■ What you have to do ■
The records below hold pictures; please leave those out and retype the rest exactly.
-- Data provided start --
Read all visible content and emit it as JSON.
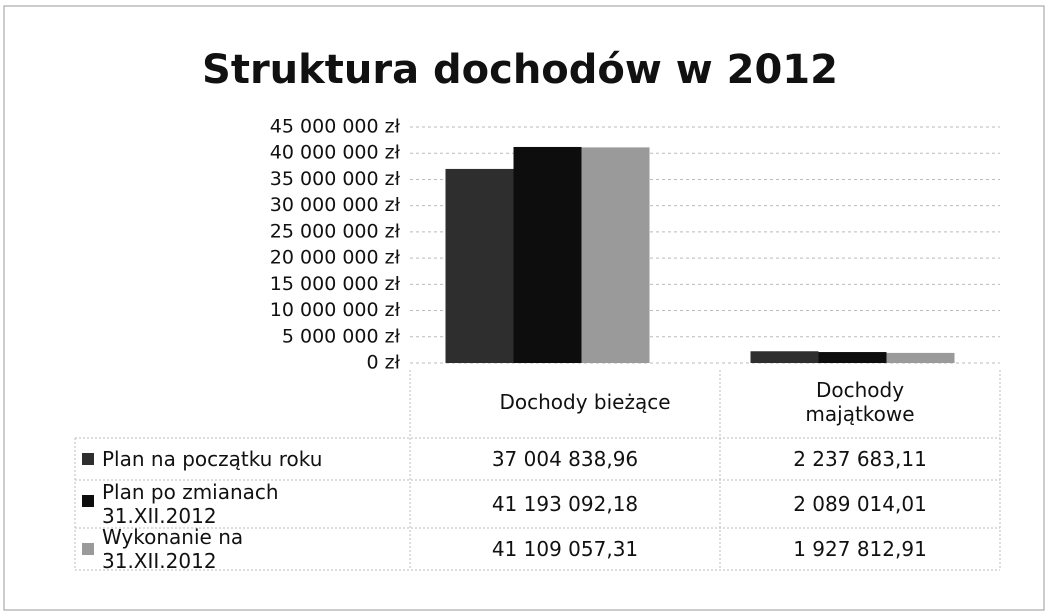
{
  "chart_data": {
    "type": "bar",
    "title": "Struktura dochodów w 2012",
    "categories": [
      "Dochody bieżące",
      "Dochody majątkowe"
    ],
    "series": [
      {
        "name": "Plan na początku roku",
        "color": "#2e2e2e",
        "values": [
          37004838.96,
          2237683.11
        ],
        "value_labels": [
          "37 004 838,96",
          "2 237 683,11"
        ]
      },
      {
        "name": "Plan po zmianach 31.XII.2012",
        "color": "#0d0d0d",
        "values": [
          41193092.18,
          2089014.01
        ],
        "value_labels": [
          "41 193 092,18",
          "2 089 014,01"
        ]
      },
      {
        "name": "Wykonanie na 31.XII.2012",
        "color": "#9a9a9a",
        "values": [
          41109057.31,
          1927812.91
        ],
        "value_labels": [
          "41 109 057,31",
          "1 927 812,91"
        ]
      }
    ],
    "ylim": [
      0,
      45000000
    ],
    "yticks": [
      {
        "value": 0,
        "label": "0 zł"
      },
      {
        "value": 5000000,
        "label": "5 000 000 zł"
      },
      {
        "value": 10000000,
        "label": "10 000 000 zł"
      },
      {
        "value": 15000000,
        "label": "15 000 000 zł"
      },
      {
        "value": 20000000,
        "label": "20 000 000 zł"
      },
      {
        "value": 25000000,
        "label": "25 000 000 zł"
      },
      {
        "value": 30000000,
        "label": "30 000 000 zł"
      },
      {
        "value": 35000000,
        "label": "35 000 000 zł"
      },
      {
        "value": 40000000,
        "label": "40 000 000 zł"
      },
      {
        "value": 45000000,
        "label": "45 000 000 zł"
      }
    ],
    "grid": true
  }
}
-- Data provided end --
■ Solution to this exercise ■
Read all visible content and emit it as JSON.
{
  "chart_data": {
    "type": "bar",
    "title": "Struktura dochodów w 2012",
    "categories": [
      "Dochody bieżące",
      "Dochody majątkowe"
    ],
    "series": [
      {
        "name": "Plan na początku roku",
        "color": "#2e2e2e",
        "values": [
          37004838.96,
          2237683.11
        ],
        "value_labels": [
          "37 004 838,96",
          "2 237 683,11"
        ]
      },
      {
        "name": "Plan po zmianach 31.XII.2012",
        "color": "#0d0d0d",
        "values": [
          41193092.18,
          2089014.01
        ],
        "value_labels": [
          "41 193 092,18",
          "2 089 014,01"
        ]
      },
      {
        "name": "Wykonanie na 31.XII.2012",
        "color": "#9a9a9a",
        "values": [
          41109057.31,
          1927812.91
        ],
        "value_labels": [
          "41 109 057,31",
          "1 927 812,91"
        ]
      }
    ],
    "ylim": [
      0,
      45000000
    ],
    "yticks": [
      {
        "value": 0,
        "label": "0 zł"
      },
      {
        "value": 5000000,
        "label": "5 000 000 zł"
      },
      {
        "value": 10000000,
        "label": "10 000 000 zł"
      },
      {
        "value": 15000000,
        "label": "15 000 000 zł"
      },
      {
        "value": 20000000,
        "label": "20 000 000 zł"
      },
      {
        "value": 25000000,
        "label": "25 000 000 zł"
      },
      {
        "value": 30000000,
        "label": "30 000 000 zł"
      },
      {
        "value": 35000000,
        "label": "35 000 000 zł"
      },
      {
        "value": 40000000,
        "label": "40 000 000 zł"
      },
      {
        "value": 45000000,
        "label": "45 000 000 zł"
      }
    ],
    "grid": true
  }
}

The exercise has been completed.